PROBLEM -
Track down each line that has the word "động" and copy it.

(Figure record listings)

....

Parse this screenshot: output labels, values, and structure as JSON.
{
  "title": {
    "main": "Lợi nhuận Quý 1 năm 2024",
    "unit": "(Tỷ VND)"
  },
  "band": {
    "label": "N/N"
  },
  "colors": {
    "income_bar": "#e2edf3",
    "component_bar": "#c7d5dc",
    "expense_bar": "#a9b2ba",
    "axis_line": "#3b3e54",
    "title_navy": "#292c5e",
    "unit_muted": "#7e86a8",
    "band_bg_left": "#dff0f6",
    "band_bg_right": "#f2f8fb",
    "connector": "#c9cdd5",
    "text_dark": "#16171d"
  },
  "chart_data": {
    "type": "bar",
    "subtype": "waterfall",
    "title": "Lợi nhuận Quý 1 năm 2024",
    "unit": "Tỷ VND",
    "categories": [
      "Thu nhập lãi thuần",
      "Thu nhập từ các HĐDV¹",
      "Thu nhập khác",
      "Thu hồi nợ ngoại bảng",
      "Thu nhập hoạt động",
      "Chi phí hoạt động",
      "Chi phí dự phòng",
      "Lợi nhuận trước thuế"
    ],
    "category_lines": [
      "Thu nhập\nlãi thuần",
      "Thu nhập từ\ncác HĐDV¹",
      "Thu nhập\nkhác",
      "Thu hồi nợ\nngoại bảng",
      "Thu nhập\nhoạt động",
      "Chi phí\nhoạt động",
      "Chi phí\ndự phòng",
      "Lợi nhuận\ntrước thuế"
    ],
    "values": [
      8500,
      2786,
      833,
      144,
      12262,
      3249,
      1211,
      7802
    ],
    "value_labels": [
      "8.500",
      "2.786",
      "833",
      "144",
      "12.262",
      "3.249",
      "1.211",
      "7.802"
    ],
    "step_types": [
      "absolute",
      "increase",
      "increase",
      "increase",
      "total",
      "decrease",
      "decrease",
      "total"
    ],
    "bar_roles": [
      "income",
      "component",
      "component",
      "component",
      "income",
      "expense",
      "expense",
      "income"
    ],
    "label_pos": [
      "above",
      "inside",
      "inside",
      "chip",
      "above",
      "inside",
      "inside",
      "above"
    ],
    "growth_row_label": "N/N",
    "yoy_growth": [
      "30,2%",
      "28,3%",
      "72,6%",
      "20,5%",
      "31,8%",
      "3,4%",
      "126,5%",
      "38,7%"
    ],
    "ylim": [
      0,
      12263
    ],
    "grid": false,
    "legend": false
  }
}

....

THE RESULT -
      "Thu nhập hoạt động",
      "Chi phí hoạt động",
      "Thu nhập\nhoạt động",
      "Chi phí\nhoạt động",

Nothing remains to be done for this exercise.